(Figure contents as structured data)
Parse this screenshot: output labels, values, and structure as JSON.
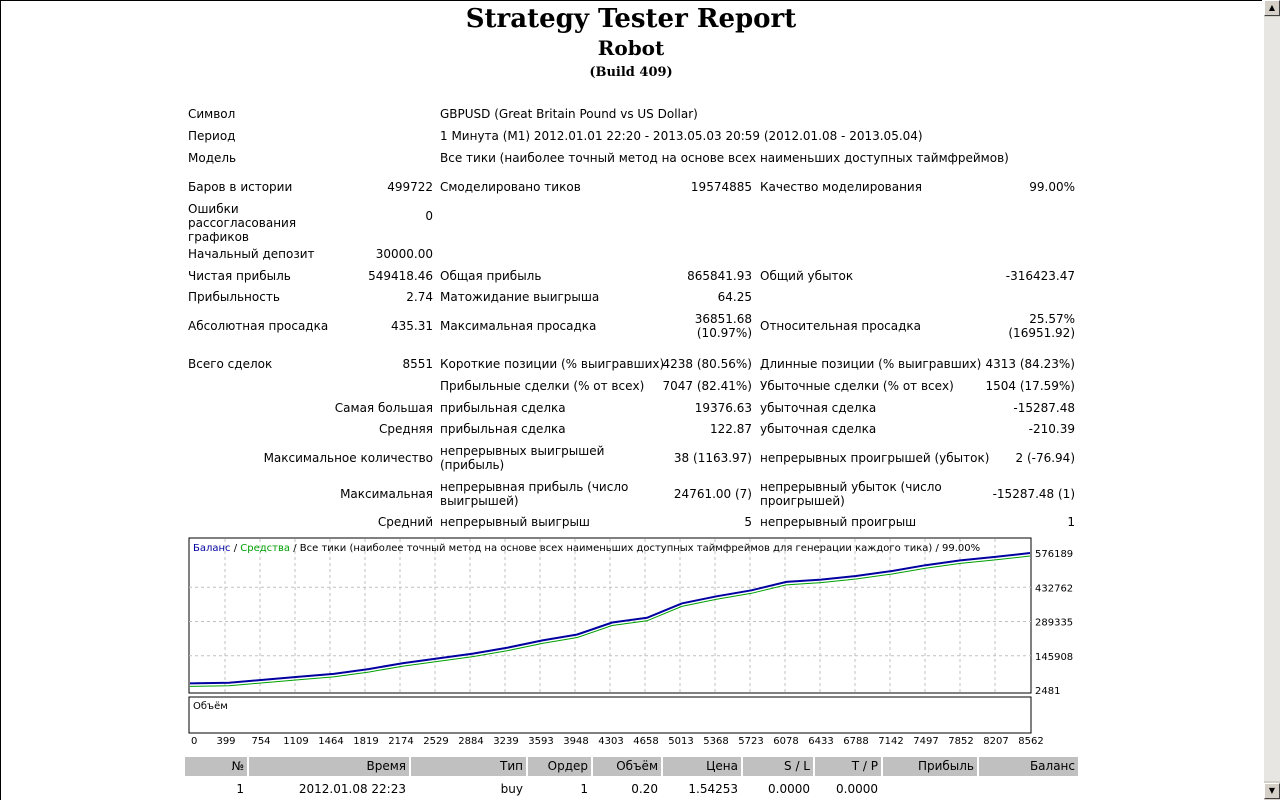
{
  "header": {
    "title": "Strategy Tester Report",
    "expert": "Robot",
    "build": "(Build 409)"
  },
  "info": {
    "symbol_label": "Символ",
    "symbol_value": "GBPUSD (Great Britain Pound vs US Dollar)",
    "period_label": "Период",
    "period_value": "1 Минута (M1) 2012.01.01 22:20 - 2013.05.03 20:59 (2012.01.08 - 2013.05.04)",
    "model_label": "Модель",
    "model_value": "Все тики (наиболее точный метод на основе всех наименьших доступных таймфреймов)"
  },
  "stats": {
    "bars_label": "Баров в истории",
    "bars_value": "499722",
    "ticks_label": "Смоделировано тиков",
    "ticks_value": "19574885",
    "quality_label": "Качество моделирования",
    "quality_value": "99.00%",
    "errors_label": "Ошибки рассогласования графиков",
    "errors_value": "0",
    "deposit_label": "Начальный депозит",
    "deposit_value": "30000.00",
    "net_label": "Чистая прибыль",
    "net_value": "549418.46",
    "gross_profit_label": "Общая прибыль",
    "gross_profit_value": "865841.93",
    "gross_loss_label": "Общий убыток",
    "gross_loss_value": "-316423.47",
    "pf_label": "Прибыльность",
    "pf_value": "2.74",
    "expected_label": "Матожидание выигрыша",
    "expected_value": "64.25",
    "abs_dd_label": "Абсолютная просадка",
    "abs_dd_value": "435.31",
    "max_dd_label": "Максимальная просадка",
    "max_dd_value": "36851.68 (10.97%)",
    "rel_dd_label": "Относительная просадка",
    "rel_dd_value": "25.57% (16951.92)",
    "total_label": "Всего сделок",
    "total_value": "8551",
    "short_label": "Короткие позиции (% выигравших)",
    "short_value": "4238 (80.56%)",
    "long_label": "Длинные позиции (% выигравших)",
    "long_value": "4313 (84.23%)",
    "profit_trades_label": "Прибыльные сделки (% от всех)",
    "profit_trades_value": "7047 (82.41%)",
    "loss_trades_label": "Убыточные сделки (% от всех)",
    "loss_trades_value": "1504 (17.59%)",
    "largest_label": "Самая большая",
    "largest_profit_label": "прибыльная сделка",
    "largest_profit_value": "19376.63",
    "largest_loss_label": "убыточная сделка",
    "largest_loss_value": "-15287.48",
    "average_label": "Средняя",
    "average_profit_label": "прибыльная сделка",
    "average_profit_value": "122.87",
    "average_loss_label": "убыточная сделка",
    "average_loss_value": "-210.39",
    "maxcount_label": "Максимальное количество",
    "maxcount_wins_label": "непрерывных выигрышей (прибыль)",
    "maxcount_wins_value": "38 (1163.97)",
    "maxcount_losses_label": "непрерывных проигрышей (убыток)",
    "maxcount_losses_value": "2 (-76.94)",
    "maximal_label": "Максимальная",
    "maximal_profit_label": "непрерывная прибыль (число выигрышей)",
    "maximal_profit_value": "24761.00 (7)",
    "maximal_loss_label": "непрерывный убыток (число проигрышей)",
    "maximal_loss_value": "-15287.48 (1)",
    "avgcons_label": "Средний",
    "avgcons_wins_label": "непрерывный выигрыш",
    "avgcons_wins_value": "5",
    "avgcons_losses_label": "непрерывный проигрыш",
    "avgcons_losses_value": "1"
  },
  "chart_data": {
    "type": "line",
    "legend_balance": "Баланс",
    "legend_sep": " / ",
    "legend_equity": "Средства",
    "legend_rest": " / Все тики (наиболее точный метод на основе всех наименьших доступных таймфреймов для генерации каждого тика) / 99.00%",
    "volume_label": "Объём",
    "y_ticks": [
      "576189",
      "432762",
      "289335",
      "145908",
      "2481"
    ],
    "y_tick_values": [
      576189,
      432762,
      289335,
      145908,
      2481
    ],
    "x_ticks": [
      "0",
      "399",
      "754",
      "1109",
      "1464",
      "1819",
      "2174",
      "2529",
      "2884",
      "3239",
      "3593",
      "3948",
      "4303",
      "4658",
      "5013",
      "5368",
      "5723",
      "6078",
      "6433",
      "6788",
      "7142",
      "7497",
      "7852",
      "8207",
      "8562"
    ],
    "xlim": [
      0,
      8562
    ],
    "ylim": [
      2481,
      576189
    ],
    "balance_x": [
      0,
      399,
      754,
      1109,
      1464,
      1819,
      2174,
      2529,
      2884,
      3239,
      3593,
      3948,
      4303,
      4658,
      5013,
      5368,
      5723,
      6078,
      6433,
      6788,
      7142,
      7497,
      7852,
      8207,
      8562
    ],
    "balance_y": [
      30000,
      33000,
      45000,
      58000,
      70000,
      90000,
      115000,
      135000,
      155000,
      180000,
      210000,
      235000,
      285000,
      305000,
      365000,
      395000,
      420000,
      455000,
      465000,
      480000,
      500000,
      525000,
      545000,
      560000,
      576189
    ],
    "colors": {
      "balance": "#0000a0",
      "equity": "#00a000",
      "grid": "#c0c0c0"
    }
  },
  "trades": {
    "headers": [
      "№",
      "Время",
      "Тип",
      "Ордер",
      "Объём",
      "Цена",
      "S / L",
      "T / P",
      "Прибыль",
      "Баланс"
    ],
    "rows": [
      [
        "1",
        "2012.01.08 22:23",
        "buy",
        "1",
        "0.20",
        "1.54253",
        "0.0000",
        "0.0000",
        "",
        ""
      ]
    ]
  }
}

▸ Exercise goal: Skip the pictures and print each record exactly as it stands.

▸ Answer to the task:
Parse this screenshot: output labels, values, and structure as JSON.
{
  "header": {
    "title": "Strategy Tester Report",
    "expert": "Robot",
    "build": "(Build 409)"
  },
  "info": {
    "symbol_label": "Символ",
    "symbol_value": "GBPUSD (Great Britain Pound vs US Dollar)",
    "period_label": "Период",
    "period_value": "1 Минута (M1) 2012.01.01 22:20 - 2013.05.03 20:59 (2012.01.08 - 2013.05.04)",
    "model_label": "Модель",
    "model_value": "Все тики (наиболее точный метод на основе всех наименьших доступных таймфреймов)"
  },
  "stats": {
    "bars_label": "Баров в истории",
    "bars_value": "499722",
    "ticks_label": "Смоделировано тиков",
    "ticks_value": "19574885",
    "quality_label": "Качество моделирования",
    "quality_value": "99.00%",
    "errors_label": "Ошибки рассогласования графиков",
    "errors_value": "0",
    "deposit_label": "Начальный депозит",
    "deposit_value": "30000.00",
    "net_label": "Чистая прибыль",
    "net_value": "549418.46",
    "gross_profit_label": "Общая прибыль",
    "gross_profit_value": "865841.93",
    "gross_loss_label": "Общий убыток",
    "gross_loss_value": "-316423.47",
    "pf_label": "Прибыльность",
    "pf_value": "2.74",
    "expected_label": "Матожидание выигрыша",
    "expected_value": "64.25",
    "abs_dd_label": "Абсолютная просадка",
    "abs_dd_value": "435.31",
    "max_dd_label": "Максимальная просадка",
    "max_dd_value": "36851.68 (10.97%)",
    "rel_dd_label": "Относительная просадка",
    "rel_dd_value": "25.57% (16951.92)",
    "total_label": "Всего сделок",
    "total_value": "8551",
    "short_label": "Короткие позиции (% выигравших)",
    "short_value": "4238 (80.56%)",
    "long_label": "Длинные позиции (% выигравших)",
    "long_value": "4313 (84.23%)",
    "profit_trades_label": "Прибыльные сделки (% от всех)",
    "profit_trades_value": "7047 (82.41%)",
    "loss_trades_label": "Убыточные сделки (% от всех)",
    "loss_trades_value": "1504 (17.59%)",
    "largest_label": "Самая большая",
    "largest_profit_label": "прибыльная сделка",
    "largest_profit_value": "19376.63",
    "largest_loss_label": "убыточная сделка",
    "largest_loss_value": "-15287.48",
    "average_label": "Средняя",
    "average_profit_label": "прибыльная сделка",
    "average_profit_value": "122.87",
    "average_loss_label": "убыточная сделка",
    "average_loss_value": "-210.39",
    "maxcount_label": "Максимальное количество",
    "maxcount_wins_label": "непрерывных выигрышей (прибыль)",
    "maxcount_wins_value": "38 (1163.97)",
    "maxcount_losses_label": "непрерывных проигрышей (убыток)",
    "maxcount_losses_value": "2 (-76.94)",
    "maximal_label": "Максимальная",
    "maximal_profit_label": "непрерывная прибыль (число выигрышей)",
    "maximal_profit_value": "24761.00 (7)",
    "maximal_loss_label": "непрерывный убыток (число проигрышей)",
    "maximal_loss_value": "-15287.48 (1)",
    "avgcons_label": "Средний",
    "avgcons_wins_label": "непрерывный выигрыш",
    "avgcons_wins_value": "5",
    "avgcons_losses_label": "непрерывный проигрыш",
    "avgcons_losses_value": "1"
  },
  "chart_data": {
    "type": "line",
    "legend_balance": "Баланс",
    "legend_sep": " / ",
    "legend_equity": "Средства",
    "legend_rest": " / Все тики (наиболее точный метод на основе всех наименьших доступных таймфреймов для генерации каждого тика) / 99.00%",
    "volume_label": "Объём",
    "y_ticks": [
      "576189",
      "432762",
      "289335",
      "145908",
      "2481"
    ],
    "y_tick_values": [
      576189,
      432762,
      289335,
      145908,
      2481
    ],
    "x_ticks": [
      "0",
      "399",
      "754",
      "1109",
      "1464",
      "1819",
      "2174",
      "2529",
      "2884",
      "3239",
      "3593",
      "3948",
      "4303",
      "4658",
      "5013",
      "5368",
      "5723",
      "6078",
      "6433",
      "6788",
      "7142",
      "7497",
      "7852",
      "8207",
      "8562"
    ],
    "xlim": [
      0,
      8562
    ],
    "ylim": [
      2481,
      576189
    ],
    "balance_x": [
      0,
      399,
      754,
      1109,
      1464,
      1819,
      2174,
      2529,
      2884,
      3239,
      3593,
      3948,
      4303,
      4658,
      5013,
      5368,
      5723,
      6078,
      6433,
      6788,
      7142,
      7497,
      7852,
      8207,
      8562
    ],
    "balance_y": [
      30000,
      33000,
      45000,
      58000,
      70000,
      90000,
      115000,
      135000,
      155000,
      180000,
      210000,
      235000,
      285000,
      305000,
      365000,
      395000,
      420000,
      455000,
      465000,
      480000,
      500000,
      525000,
      545000,
      560000,
      576189
    ],
    "colors": {
      "balance": "#0000a0",
      "equity": "#00a000",
      "grid": "#c0c0c0"
    }
  },
  "trades": {
    "headers": [
      "№",
      "Время",
      "Тип",
      "Ордер",
      "Объём",
      "Цена",
      "S / L",
      "T / P",
      "Прибыль",
      "Баланс"
    ],
    "rows": [
      [
        "1",
        "2012.01.08 22:23",
        "buy",
        "1",
        "0.20",
        "1.54253",
        "0.0000",
        "0.0000",
        "",
        ""
      ]
    ]
  }
}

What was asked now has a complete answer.